>>>>>

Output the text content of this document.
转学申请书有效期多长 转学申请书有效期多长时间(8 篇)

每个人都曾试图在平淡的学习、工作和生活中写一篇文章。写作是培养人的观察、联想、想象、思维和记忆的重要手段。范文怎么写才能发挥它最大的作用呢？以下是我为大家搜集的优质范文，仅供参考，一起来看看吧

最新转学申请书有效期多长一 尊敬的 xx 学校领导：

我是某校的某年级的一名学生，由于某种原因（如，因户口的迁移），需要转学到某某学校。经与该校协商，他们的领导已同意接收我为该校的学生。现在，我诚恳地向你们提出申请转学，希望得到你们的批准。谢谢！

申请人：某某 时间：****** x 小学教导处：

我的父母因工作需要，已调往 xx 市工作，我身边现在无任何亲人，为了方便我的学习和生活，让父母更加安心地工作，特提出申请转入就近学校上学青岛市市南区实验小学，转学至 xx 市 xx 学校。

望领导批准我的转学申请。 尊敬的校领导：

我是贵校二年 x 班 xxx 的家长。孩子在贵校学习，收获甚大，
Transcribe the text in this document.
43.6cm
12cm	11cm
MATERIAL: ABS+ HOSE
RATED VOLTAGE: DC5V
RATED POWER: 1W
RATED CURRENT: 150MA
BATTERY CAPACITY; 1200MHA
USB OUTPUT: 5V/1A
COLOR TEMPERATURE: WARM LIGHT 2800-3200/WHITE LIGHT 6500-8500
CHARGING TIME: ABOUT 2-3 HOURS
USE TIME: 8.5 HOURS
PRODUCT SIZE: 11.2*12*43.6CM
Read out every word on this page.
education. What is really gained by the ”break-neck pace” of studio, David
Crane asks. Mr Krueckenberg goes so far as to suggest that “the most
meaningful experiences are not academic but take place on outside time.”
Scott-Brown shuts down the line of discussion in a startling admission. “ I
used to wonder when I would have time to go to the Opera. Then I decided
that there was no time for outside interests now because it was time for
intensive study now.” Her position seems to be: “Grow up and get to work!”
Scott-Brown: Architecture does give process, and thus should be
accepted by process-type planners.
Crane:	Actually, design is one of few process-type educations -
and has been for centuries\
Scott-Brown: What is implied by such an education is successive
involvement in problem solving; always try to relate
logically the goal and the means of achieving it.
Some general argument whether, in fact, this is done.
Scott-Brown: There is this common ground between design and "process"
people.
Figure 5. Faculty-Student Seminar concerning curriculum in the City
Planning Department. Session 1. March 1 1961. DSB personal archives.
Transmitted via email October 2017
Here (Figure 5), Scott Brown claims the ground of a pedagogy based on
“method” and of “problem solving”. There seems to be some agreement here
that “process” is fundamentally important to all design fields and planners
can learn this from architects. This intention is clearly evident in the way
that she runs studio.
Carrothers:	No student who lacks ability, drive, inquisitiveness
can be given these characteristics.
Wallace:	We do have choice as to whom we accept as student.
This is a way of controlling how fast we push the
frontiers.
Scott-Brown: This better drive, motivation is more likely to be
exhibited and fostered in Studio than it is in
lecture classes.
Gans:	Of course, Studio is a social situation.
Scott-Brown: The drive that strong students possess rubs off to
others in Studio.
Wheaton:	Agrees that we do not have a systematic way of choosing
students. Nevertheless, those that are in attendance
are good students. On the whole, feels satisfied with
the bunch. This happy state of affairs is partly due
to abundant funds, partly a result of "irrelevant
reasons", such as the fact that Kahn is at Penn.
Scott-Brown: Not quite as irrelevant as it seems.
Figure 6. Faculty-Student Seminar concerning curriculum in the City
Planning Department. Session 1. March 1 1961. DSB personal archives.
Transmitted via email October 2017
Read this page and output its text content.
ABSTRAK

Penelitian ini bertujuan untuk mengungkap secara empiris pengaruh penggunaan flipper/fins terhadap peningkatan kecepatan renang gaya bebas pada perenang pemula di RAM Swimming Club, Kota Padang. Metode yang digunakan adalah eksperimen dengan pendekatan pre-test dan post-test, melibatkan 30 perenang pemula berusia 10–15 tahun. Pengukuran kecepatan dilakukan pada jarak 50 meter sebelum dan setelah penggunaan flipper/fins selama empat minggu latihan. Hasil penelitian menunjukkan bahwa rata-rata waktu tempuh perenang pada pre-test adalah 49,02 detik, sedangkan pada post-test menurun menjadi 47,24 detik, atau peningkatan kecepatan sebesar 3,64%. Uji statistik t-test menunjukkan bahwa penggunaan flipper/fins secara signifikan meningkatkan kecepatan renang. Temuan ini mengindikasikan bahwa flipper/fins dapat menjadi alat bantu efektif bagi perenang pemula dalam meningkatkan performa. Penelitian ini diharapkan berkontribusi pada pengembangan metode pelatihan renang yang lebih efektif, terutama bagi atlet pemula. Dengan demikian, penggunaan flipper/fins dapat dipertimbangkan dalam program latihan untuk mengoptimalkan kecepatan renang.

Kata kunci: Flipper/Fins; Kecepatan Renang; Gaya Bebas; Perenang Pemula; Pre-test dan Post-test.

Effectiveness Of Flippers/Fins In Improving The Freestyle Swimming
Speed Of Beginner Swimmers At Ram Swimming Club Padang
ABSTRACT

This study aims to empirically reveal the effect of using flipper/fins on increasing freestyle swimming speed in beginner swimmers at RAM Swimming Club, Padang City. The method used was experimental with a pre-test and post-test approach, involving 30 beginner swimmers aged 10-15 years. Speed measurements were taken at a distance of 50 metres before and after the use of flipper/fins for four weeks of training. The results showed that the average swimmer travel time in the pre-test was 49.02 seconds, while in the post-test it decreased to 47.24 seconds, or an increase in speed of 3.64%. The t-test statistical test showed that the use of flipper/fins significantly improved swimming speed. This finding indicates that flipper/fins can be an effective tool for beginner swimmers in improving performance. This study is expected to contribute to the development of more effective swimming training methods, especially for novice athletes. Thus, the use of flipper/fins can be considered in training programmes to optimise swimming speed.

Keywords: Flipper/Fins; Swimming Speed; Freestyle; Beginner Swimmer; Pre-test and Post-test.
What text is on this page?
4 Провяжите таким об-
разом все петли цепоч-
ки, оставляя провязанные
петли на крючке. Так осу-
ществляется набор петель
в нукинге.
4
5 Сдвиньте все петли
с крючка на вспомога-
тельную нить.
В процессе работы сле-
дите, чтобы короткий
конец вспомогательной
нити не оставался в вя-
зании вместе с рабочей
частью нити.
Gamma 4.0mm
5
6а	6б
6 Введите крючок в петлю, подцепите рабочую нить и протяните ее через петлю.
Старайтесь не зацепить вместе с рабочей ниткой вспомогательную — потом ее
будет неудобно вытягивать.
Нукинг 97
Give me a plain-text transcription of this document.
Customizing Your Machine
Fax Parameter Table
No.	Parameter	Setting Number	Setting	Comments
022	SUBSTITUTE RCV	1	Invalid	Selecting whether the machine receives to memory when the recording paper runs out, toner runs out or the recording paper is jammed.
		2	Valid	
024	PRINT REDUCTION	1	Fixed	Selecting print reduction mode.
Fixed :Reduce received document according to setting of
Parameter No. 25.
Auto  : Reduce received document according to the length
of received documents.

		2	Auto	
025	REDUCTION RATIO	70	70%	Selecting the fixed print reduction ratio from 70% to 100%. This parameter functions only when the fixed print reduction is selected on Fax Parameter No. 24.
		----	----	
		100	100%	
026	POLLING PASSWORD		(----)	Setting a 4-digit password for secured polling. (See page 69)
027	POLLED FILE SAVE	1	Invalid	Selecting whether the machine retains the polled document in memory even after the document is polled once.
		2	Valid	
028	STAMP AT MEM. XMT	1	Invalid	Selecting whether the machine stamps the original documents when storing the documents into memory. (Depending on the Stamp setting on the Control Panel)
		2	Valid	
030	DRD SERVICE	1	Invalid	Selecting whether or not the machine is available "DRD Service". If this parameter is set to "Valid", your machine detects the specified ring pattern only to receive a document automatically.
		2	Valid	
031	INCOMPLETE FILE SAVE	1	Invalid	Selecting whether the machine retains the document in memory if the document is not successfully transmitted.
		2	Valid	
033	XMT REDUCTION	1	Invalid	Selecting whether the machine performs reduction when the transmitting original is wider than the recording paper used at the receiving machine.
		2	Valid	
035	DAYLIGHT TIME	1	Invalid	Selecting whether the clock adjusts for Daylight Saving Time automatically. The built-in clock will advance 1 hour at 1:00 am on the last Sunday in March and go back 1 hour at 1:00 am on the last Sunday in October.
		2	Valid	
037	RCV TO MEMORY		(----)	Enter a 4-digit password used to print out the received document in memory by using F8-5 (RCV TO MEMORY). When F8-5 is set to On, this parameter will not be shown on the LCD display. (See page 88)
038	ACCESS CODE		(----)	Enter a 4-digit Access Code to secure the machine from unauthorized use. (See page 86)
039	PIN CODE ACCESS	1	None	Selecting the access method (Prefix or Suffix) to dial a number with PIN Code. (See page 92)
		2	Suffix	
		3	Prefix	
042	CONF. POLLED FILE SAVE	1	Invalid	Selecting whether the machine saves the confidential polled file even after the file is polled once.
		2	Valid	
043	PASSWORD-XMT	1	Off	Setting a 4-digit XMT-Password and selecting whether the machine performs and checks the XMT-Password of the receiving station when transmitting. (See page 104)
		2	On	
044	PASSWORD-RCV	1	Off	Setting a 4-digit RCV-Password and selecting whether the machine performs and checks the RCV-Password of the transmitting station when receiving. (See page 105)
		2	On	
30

<<<<<

WHAT TO WORK ON = Extract each line from the entries above that contains the string "ACCESS".

FULL RESPONSE =
038	ACCESS CODE		(----)	Enter a 4-digit Access Code to secure the machine from unauthorized use. (See page 86)
039	PIN CODE ACCESS	1	None	Selecting the access method (Prefix or Suffix) to dial a number with PIN Code. (See page 92)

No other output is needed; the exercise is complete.